State how many lines in the listing below include the word "RIDE", and add nothing besides the number.

▼

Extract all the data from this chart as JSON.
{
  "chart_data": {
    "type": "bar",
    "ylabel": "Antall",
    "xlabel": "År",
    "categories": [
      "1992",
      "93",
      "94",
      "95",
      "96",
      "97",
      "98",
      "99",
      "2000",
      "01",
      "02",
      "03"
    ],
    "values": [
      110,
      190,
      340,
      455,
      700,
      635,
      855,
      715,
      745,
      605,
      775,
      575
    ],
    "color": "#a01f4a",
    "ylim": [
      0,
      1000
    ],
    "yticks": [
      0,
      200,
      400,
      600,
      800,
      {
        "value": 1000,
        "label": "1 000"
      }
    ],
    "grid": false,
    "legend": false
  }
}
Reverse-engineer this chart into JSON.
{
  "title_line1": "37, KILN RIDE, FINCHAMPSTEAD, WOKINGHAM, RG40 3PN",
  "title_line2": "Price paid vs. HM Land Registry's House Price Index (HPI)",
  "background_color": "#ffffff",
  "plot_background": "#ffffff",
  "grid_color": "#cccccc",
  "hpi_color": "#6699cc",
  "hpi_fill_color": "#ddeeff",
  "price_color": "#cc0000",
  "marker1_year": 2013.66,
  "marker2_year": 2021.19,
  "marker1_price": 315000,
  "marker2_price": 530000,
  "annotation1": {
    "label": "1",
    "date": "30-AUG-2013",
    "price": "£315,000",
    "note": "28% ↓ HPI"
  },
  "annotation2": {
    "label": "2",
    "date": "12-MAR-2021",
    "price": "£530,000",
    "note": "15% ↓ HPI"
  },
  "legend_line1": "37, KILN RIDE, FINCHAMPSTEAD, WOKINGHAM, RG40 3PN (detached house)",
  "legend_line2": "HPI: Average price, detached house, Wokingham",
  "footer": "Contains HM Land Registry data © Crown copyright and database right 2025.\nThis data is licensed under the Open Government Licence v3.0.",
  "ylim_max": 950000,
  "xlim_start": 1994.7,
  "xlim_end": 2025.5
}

▲

§ **Correct result**
2